Task input:
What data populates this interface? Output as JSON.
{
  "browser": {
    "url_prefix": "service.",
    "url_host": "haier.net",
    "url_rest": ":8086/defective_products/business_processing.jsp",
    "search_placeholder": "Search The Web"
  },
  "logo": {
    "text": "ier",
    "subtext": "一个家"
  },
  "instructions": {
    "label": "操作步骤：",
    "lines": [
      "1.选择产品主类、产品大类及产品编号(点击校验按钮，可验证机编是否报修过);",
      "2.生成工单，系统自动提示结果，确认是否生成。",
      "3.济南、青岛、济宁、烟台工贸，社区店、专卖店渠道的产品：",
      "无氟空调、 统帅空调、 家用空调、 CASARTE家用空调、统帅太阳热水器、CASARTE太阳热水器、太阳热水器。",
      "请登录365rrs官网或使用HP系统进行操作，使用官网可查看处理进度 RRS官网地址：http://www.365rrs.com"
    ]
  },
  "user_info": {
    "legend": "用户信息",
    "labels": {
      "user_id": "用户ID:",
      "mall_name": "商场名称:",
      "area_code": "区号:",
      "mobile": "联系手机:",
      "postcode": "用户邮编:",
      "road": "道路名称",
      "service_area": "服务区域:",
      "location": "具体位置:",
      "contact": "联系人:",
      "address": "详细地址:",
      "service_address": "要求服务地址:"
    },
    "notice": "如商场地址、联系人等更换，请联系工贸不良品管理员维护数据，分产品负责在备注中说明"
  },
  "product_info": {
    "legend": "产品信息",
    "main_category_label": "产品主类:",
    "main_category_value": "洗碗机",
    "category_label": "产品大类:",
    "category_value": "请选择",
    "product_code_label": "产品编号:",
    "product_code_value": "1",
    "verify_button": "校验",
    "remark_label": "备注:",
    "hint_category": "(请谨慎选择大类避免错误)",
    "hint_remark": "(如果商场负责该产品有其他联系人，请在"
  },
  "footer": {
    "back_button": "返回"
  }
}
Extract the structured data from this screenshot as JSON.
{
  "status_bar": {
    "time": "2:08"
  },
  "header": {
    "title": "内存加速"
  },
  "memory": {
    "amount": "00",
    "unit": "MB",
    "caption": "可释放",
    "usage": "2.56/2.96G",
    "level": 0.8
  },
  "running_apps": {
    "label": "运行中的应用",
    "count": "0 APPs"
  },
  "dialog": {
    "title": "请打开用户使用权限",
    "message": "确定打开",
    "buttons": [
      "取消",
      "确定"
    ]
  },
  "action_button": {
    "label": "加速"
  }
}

Problem to work on: Read through the entries and copy every line that includes "JSON".

Solved problem:
What data populates this interface? Output as JSON.
Extract the structured data from this screenshot as JSON.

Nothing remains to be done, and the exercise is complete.